** Begin DATA RECORDS **
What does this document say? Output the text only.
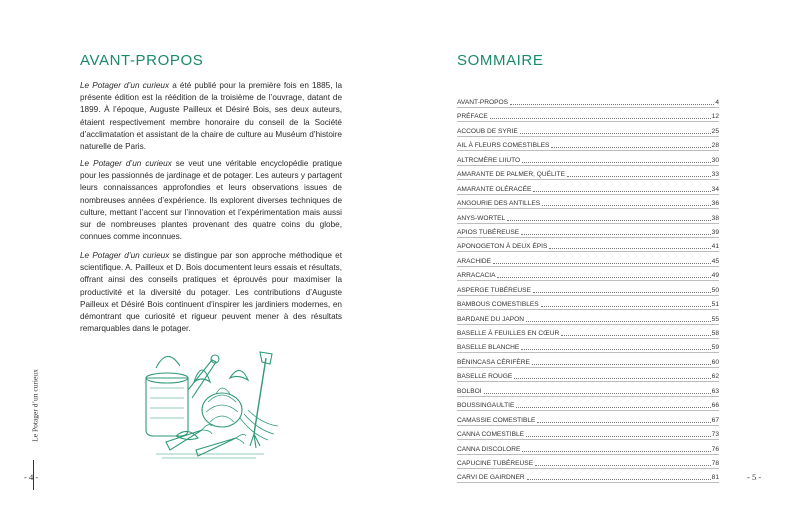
AVANT-PROPOS

Le Potager d’un curieux a été publié pour la première fois en 1885, la présente édition est la réédition de la troisième de l’ouvrage, datant de 1899. À l’époque, Auguste Pailleux et Désiré Bois, ses deux auteurs, étaient respectivement membre honoraire du conseil de la Société d’acclimatation et assistant de la chaire de culture au Muséum d’histoire naturelle de Paris.

Le Potager d’un curieux se veut une véritable encyclopédie pratique pour les passionnés de jardinage et de potager. Les auteurs y partagent leurs connaissances approfondies et leurs observations issues de nombreuses années d’expérience. Ils explorent diverses techniques de culture, mettant l’accent sur l’innovation et l’expérimentation mais aussi sur de nombreuses plantes provenant des quatre coins du globe, connues comme inconnues.

Le Potager d’un curieux se distingue par son approche méthodique et scientifique. A. Pailleux et D. Bois documentent leurs essais et résultats, offrant ainsi des conseils pratiques et éprouvés pour maximiser la productivité et la diversité du potager. Les contributions d’Auguste Pailleux et Désiré Bois continuent d’inspirer les jardiniers modernes, en démontrant que curiosité et rigueur peuvent mener à des résultats remarquables dans le potager.

Le Potager d’un curieux
- 4 -
SOMMAIRE
AVANT-PROPOS	4
PRÉFACE	12
ACCOUB DE SYRIE	25
AIL À FLEURS COMESTIBLES	28
ALTRCMÈRE LIIUTO	30
AMARANTE DE PALMER, QUÉLITE	33
AMARANTE OLÉRACÉE	34
ANGOURIE DES ANTILLES	36
ANYS-WORTEL	38
APIOS TUBÉREUSE	39
APONOGETON À DEUX ÉPIS	41
ARACHIDE	45
ARRACACIA	49
ASPERGE TUBÉREUSE	50
BAMBOUS COMESTIBLES	51
BARDANE DU JAPON	55
BASELLE À FEUILLES EN CŒUR	58
BASELLE BLANCHE	59
BÉNINCASA CÉRIFÈRE	60
BASELLE ROUGE	62
BOLBOI	63
BOUSSINGAULTIE	66
CAMASSIE COMESTIBLE	67
CANNA COMESTIBLE	73
CANNA DISCOLORE	76
CAPUCINE TUBÉREUSE	78
CARVI DE GAIRDNER	81	- 5 -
** End DATA RECORDS **
Copy out all lines that carry the word "TUBÉREUSE".

**ANSWER TO THIS EXERCISE:**
APIOS TUBÉREUSE	39
ASPERGE TUBÉREUSE	50
CAPUCINE TUBÉREUSE	78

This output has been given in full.